What is needed:
Copy each line below that contains "magis".

Input records:
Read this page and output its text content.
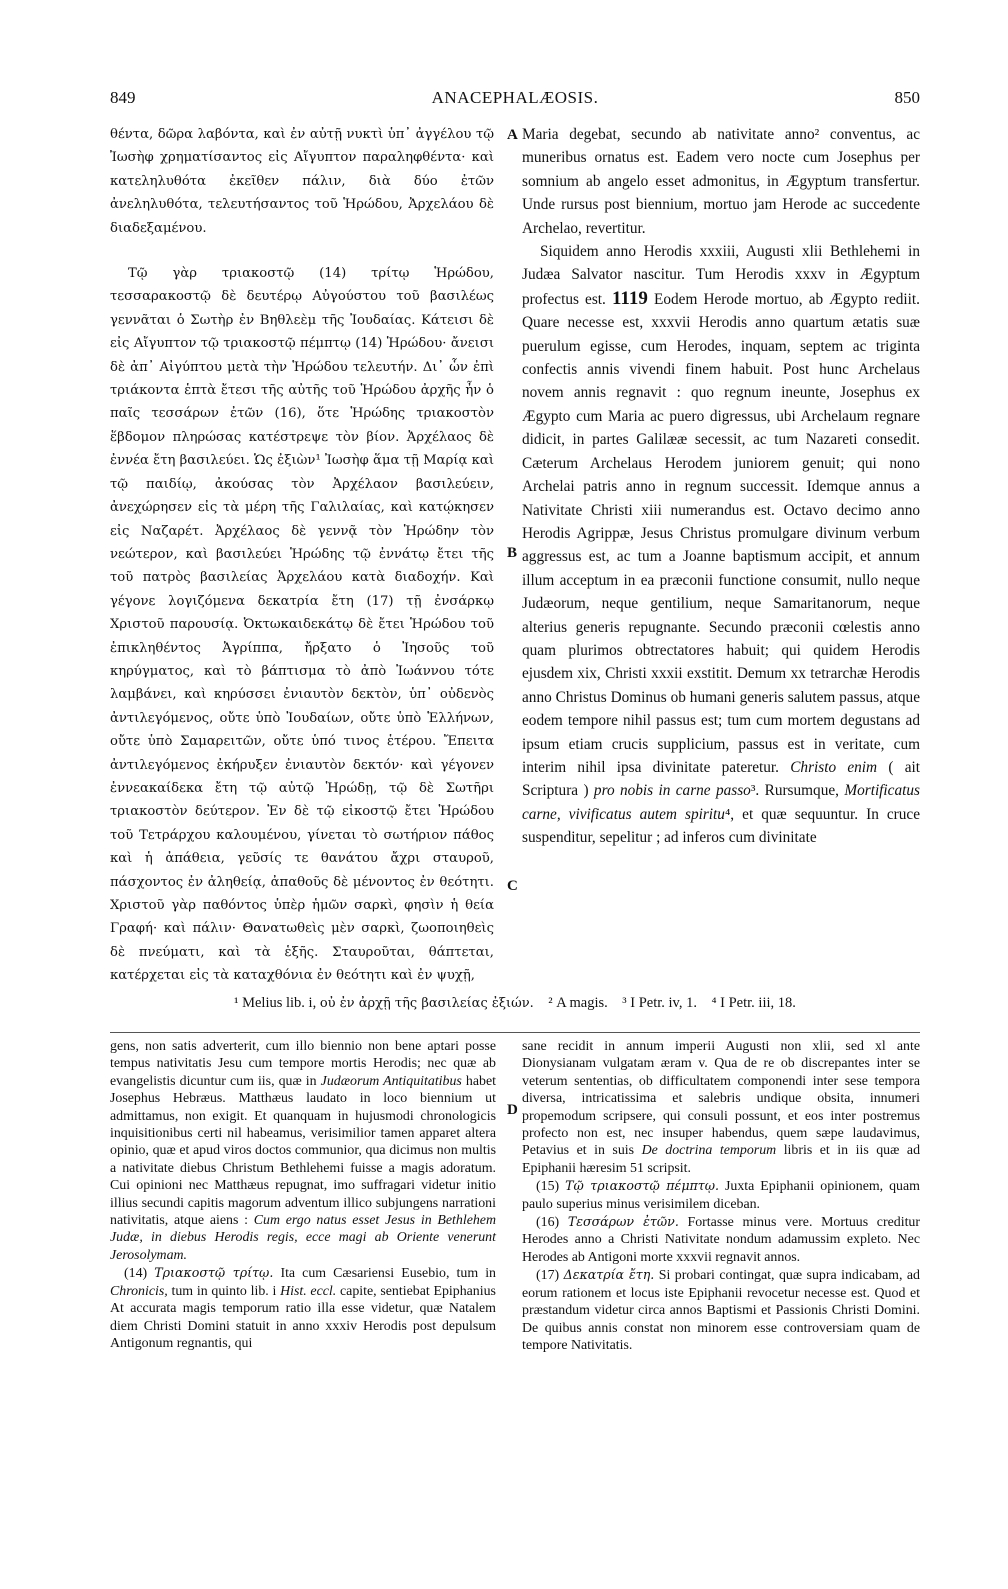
849	ANACEPHALÆOSIS.	850

θέντα, δῶρα λαβόντα, καὶ ἐν αὐτῇ νυκτὶ ὑπ᾽ ἀγγέλου τῷ Ἰωσὴφ χρηματίσαντος εἰς Αἴγυπτον παραληφθέντα· καὶ κατεληλυθότα ἐκεῖθεν πάλιν, διὰ δύο ἐτῶν ἀνεληλυθότα, τελευτήσαντος τοῦ Ἡρώδου, Ἀρχελάου δὲ διαδεξαμένου.

Τῷ γὰρ τριακοστῷ (14) τρίτῳ Ἡρώδου, τεσσαρακοστῷ δὲ δευτέρῳ Αὐγούστου τοῦ βασιλέως γεννᾶται ὁ Σωτὴρ ἐν Βηθλεὲμ τῆς Ἰουδαίας. Κάτεισι δὲ εἰς Αἴγυπτον τῷ τριακοστῷ πέμπτῳ (14) Ἡρώδου· ἄνεισι δὲ ἀπ᾽ Αἰγύπτου μετὰ τὴν Ἡρώδου τελευτήν. Δι᾽ ὧν ἐπὶ τριάκοντα ἑπτὰ ἔτεσι τῆς αὐτῆς τοῦ Ἡρώδου ἀρχῆς ἦν ὁ παῖς τεσσάρων ἐτῶν (16), ὅτε Ἡρώδης τριακοστὸν ἕβδομον πληρώσας κατέστρεψε τὸν βίον. Ἀρχέλαος δὲ ἐννέα ἔτη βασιλεύει. Ὡς ἐξιὼν¹ Ἰωσὴφ ἅμα τῇ Μαρίᾳ καὶ τῷ παιδίῳ, ἀκούσας τὸν Ἀρχέλαον βασιλεύειν, ἀνεχώρησεν εἰς τὰ μέρη τῆς Γαλιλαίας, καὶ κατῴκησεν εἰς Ναζαρέτ. Ἀρχέλαος δὲ γεννᾷ τὸν Ἡρώδην τὸν νεώτερον, καὶ βασιλεύει Ἡρώδης τῷ ἐννάτῳ ἔτει τῆς τοῦ πατρὸς βασιλείας Ἀρχελάου κατὰ διαδοχήν. Καὶ γέγονε λογιζόμενα δεκατρία ἔτη (17) τῇ ἐνσάρκῳ Χριστοῦ παρουσίᾳ. Ὀκτωκαιδεκάτῳ δὲ ἔτει Ἡρώδου τοῦ ἐπικληθέντος Ἀγρίππα, ἤρξατο ὁ Ἰησοῦς τοῦ κηρύγματος, καὶ τὸ βάπτισμα τὸ ἀπὸ Ἰωάννου τότε λαμβάνει, καὶ κηρύσσει ἐνιαυτὸν δεκτὸν, ὑπ᾽ οὐδενὸς ἀντιλεγόμενος, οὔτε ὑπὸ Ἰουδαίων, οὔτε ὑπὸ Ἑλλήνων, οὔτε ὑπὸ Σαμαρειτῶν, οὔτε ὑπό τινος ἑτέρου. Ἔπειτα ἀντιλεγόμενος ἐκήρυξεν ἐνιαυτὸν δεκτόν· καὶ γέγονεν ἐννεακαίδεκα ἔτη τῷ αὐτῷ Ἡρώδῃ, τῷ δὲ Σωτῆρι τριακοστὸν δεύτερον. Ἐν δὲ τῷ εἰκοστῷ ἔτει Ἡρώδου τοῦ Τετράρχου καλουμένου, γίνεται τὸ σωτήριον πάθος καὶ ἡ ἀπάθεια, γεῦσίς τε θανάτου ἄχρι σταυροῦ, πάσχοντος ἐν ἀληθείᾳ, ἀπαθοῦς δὲ μένοντος ἐν θεότητι. Χριστοῦ γὰρ παθόντος ὑπὲρ ἡμῶν σαρκὶ, φησὶν ἡ θεία Γραφή· καὶ πάλιν· Θανατωθεὶς μὲν σαρκὶ, ζωοποιηθεὶς δὲ πνεύματι, καὶ τὰ ἑξῆς. Σταυροῦται, θάπτεται, κατέρχεται εἰς τὰ καταχθόνια ἐν θεότητι καὶ ἐν ψυχῇ,

A
B
C

Maria degebat, secundo ab nativitate anno² conventus, ac muneribus ornatus est. Eadem vero nocte cum Josephus per somnium ab angelo esset admonitus, in Ægyptum transfertur. Unde rursus post biennium, mortuo jam Herode ac succedente Archelao, revertitur.

Siquidem anno Herodis xxxiii, Augusti xlii Bethlehemi in Judæa Salvator nascitur. Tum Herodis xxxv in Ægyptum profectus est. 1119 Eodem Herode mortuo, ab Ægypto rediit. Quare necesse est, xxxvii Herodis anno quartum ætatis suæ puerulum egisse, cum Herodes, inquam, septem ac triginta confectis annis vivendi finem habuit. Post hunc Archelaus novem annis regnavit : quo regnum ineunte, Josephus ex Ægypto cum Maria ac puero digressus, ubi Archelaum regnare didicit, in partes Galilææ secessit, ac tum Nazareti consedit. Cæterum Archelaus Herodem juniorem genuit; qui nono Archelai patris anno in regnum successit. Idemque annus a Nativitate Christi xiii numerandus est. Octavo decimo anno Herodis Agrippæ, Jesus Christus promulgare divinum verbum aggressus est, ac tum a Joanne baptismum accipit, et annum illum acceptum in ea præconii functione consumit, nullo neque Judæorum, neque gentilium, neque Samaritanorum, neque alterius generis repugnante. Secundo præconii cœlestis anno quam plurimos obtrectatores habuit; qui quidem Herodis ejusdem xix, Christi xxxii exstitit. Demum xx tetrarchæ Herodis anno Christus Dominus ob humani generis salutem passus, atque eodem tempore nihil passus est; tum cum mortem degustans ad ipsum etiam crucis supplicium, passus est in veritate, cum interim nihil ipsa divinitate pateretur. Christo enim ( ait Scriptura ) pro nobis in carne passo³. Rursumque, Mortificatus carne, vivificatus autem spiritu⁴, et quæ sequuntur. In cruce suspenditur, sepelitur ; ad inferos cum divinitate

¹ Melius lib. i, οὐ ἐν ἀρχῇ τῆς βασιλείας ἐξιών. ² A magis. ³ I Petr. iv, 1. ⁴ I Petr. iii, 18.
D

gens, non satis adverterit, cum illo biennio non bene aptari posse tempus nativitatis Jesu cum tempore mortis Herodis; nec quæ ab evangelistis dicuntur cum iis, quæ in Judæorum Antiquitatibus habet Josephus Hebræus. Matthæus laudato in loco biennium ut admittamus, non exigit. Et quanquam in hujusmodi chronologicis inquisitionibus certi nil habeamus, verisimilior tamen apparet altera opinio, quæ et apud viros doctos communior, qua dicimus non multis a nativitate diebus Christum Bethlehemi fuisse a magis adoratum. Cui opinioni nec Matthæus repugnat, imo suffragari videtur initio illius secundi capitis magorum adventum illico subjungens narrationi nativitatis, atque aiens : Cum ergo natus esset Jesus in Bethlehem Judæ, in diebus Herodis regis, ecce magi ab Oriente venerunt Jerosolymam.

(14) Τριακοστῷ τρίτῳ. Ita cum Cæsariensi Eusebio, tum in Chronicis, tum in quinto lib. i Hist. eccl. capite, sentiebat Epiphanius At accurata magis temporum ratio illa esse videtur, quæ Natalem diem Christi Domini statuit in anno xxxiv Herodis post depulsum Antigonum regnantis, qui

sane recidit in annum imperii Augusti non xlii, sed xl ante Dionysianam vulgatam æram v. Qua de re ob discrepantes inter se veterum sententias, ob difficultatem componendi inter sese tempora diversa, intricatissima et salebris undique obsita, innumeri propemodum scripsere, qui consuli possunt, et eos inter postremus profecto non est, nec insuper habendus, quem sæpe laudavimus, Petavius et in suis De doctrina temporum libris et in iis quæ ad Epiphanii hæresim 51 scripsit.

(15) Τῷ τριακοστῷ πέμπτῳ. Juxta Epiphanii opinionem, quam paulo superius minus verisimilem diceban.

(16) Τεσσάρων ἐτῶν. Fortasse minus vere. Mortuus creditur Herodes anno a Christi Nativitate nondum adamussim expleto. Nec Herodes ab Antigoni morte xxxvii regnavit annos.

(17) Δεκατρία ἔτη. Si probari contingat, quæ supra indicabam, ad eorum rationem et locus iste Epiphanii revocetur necesse est. Quod et præstandum videtur circa annos Baptismi et Passionis Christi Domini. De quibus annis constat non minorem esse controversiam quam de tempore Nativitatis.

Exercise solution:
¹ Melius lib. i, οὐ ἐν ἀρχῇ τῆς βασιλείας ἐξιών. ² A magis. ³ I Petr. iv, 1. ⁴ I Petr. iii, 18.
gens, non satis adverterit, cum illo biennio non bene aptari posse tempus nativitatis Jesu cum tempore mortis Herodis; nec quæ ab evangelistis dicuntur cum iis, quæ in Judæorum Antiquitatibus habet Josephus Hebræus. Matthæus laudato in loco biennium ut admittamus, non exigit. Et quanquam in hujusmodi chronologicis inquisitionibus certi nil habeamus, verisimilior tamen apparet altera opinio, quæ et apud viros doctos communior, qua dicimus non multis a nativitate diebus Christum Bethlehemi fuisse a magis adoratum. Cui opinioni nec Matthæus repugnat, imo suffragari videtur initio illius secundi capitis magorum adventum illico subjungens narrationi nativitatis, atque aiens : Cum ergo natus esset Jesus in Bethlehem Judæ, in diebus Herodis regis, ecce magi ab Oriente venerunt Jerosolymam.
(14) Τριακοστῷ τρίτῳ. Ita cum Cæsariensi Eusebio, tum in Chronicis, tum in quinto lib. i Hist. eccl. capite, sentiebat Epiphanius At accurata magis temporum ratio illa esse videtur, quæ Natalem diem Christi Domini statuit in anno xxxiv Herodis post depulsum Antigonum regnantis, qui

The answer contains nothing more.